Request:
Transcribe the entries exactly; images are not part of the copy.

Data for the task:
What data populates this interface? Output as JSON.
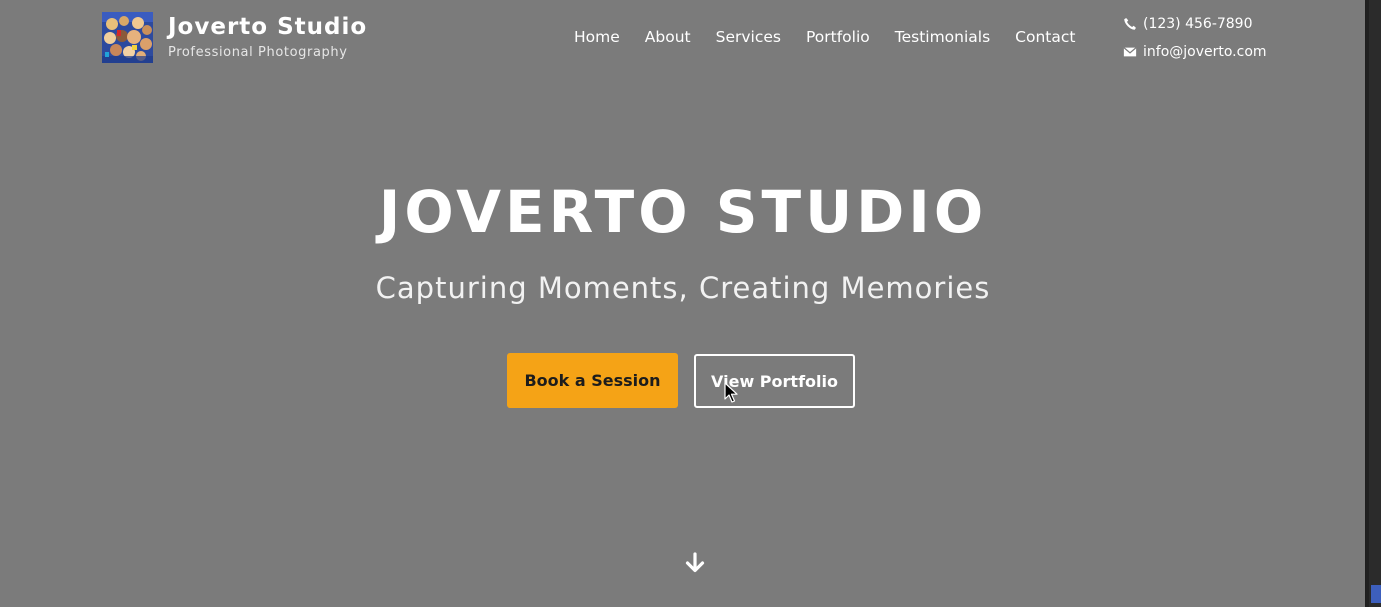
{
  "brand": {
    "title": "Joverto Studio",
    "subtitle": "Professional Photography",
    "logo_icon": "group-photo-logo"
  },
  "nav": {
    "items": [
      {
        "label": "Home"
      },
      {
        "label": "About"
      },
      {
        "label": "Services"
      },
      {
        "label": "Portfolio"
      },
      {
        "label": "Testimonials"
      },
      {
        "label": "Contact"
      }
    ]
  },
  "contact": {
    "phone": "(123) 456-7890",
    "phone_icon": "phone-icon",
    "email": "info@joverto.com",
    "email_icon": "envelope-icon"
  },
  "hero": {
    "title": "JOVERTO STUDIO",
    "subtitle": "Capturing Moments, Creating Memories",
    "primary_button": "Book a Session",
    "secondary_button": "View Portfolio",
    "scroll_icon": "arrow-down-icon"
  },
  "colors": {
    "background": "#7b7b7b",
    "accent": "#f5a316",
    "text": "#ffffff",
    "scrollbar_thumb": "#3d5fbd"
  }
}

Full output:
What data populates this interface? Output as JSON.
{
  "brand": {
    "title": "Joverto Studio",
    "subtitle": "Professional Photography",
    "logo_icon": "group-photo-logo"
  },
  "nav": {
    "items": [
      {
        "label": "Home"
      },
      {
        "label": "About"
      },
      {
        "label": "Services"
      },
      {
        "label": "Portfolio"
      },
      {
        "label": "Testimonials"
      },
      {
        "label": "Contact"
      }
    ]
  },
  "contact": {
    "phone": "(123) 456-7890",
    "phone_icon": "phone-icon",
    "email": "info@joverto.com",
    "email_icon": "envelope-icon"
  },
  "hero": {
    "title": "JOVERTO STUDIO",
    "subtitle": "Capturing Moments, Creating Memories",
    "primary_button": "Book a Session",
    "secondary_button": "View Portfolio",
    "scroll_icon": "arrow-down-icon"
  },
  "colors": {
    "background": "#7b7b7b",
    "accent": "#f5a316",
    "text": "#ffffff",
    "scrollbar_thumb": "#3d5fbd"
  }
}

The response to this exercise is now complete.